### YOUR INSTRUCTIONS
Pull each line containing "DOLPHIN" out of the data and copy it.

### INPUT FOR THIS TASK
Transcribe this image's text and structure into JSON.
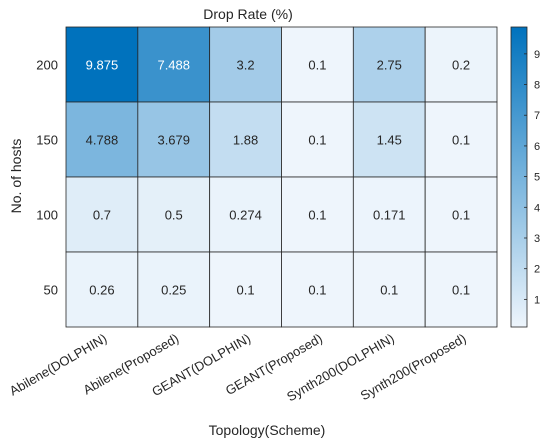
{
  "chart_data": {
    "type": "heatmap",
    "title": "Drop Rate (%)",
    "xlabel": "Topology(Scheme)",
    "ylabel": "No. of hosts",
    "x_categories": [
      "Abilene(DOLPHIN)",
      "Abilene(Proposed)",
      "GEANT(DOLPHIN)",
      "GEANT(Proposed)",
      "Synth200(DOLPHIN)",
      "Synth200(Proposed)"
    ],
    "y_categories": [
      "200",
      "150",
      "100",
      "50"
    ],
    "values": [
      [
        9.875,
        7.488,
        3.2,
        0.1,
        2.75,
        0.2
      ],
      [
        4.788,
        3.679,
        1.88,
        0.1,
        1.45,
        0.1
      ],
      [
        0.7,
        0.5,
        0.274,
        0.1,
        0.171,
        0.1
      ],
      [
        0.26,
        0.25,
        0.1,
        0.1,
        0.1,
        0.1
      ]
    ],
    "value_labels": [
      [
        "9.875",
        "7.488",
        "3.2",
        "0.1",
        "2.75",
        "0.2"
      ],
      [
        "4.788",
        "3.679",
        "1.88",
        "0.1",
        "1.45",
        "0.1"
      ],
      [
        "0.7",
        "0.5",
        "0.274",
        "0.1",
        "0.171",
        "0.1"
      ],
      [
        "0.26",
        "0.25",
        "0.1",
        "0.1",
        "0.1",
        "0.1"
      ]
    ],
    "colorbar": {
      "range": [
        0.1,
        9.875
      ],
      "ticks": [
        1,
        2,
        3,
        4,
        5,
        6,
        7,
        8,
        9
      ],
      "colormap": [
        "#eef5fc",
        "#0072bd"
      ]
    },
    "grid": true
  }
}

### IN RESPONSE
      "Abilene(DOLPHIN)",
      "GEANT(DOLPHIN)",
      "Synth200(DOLPHIN)",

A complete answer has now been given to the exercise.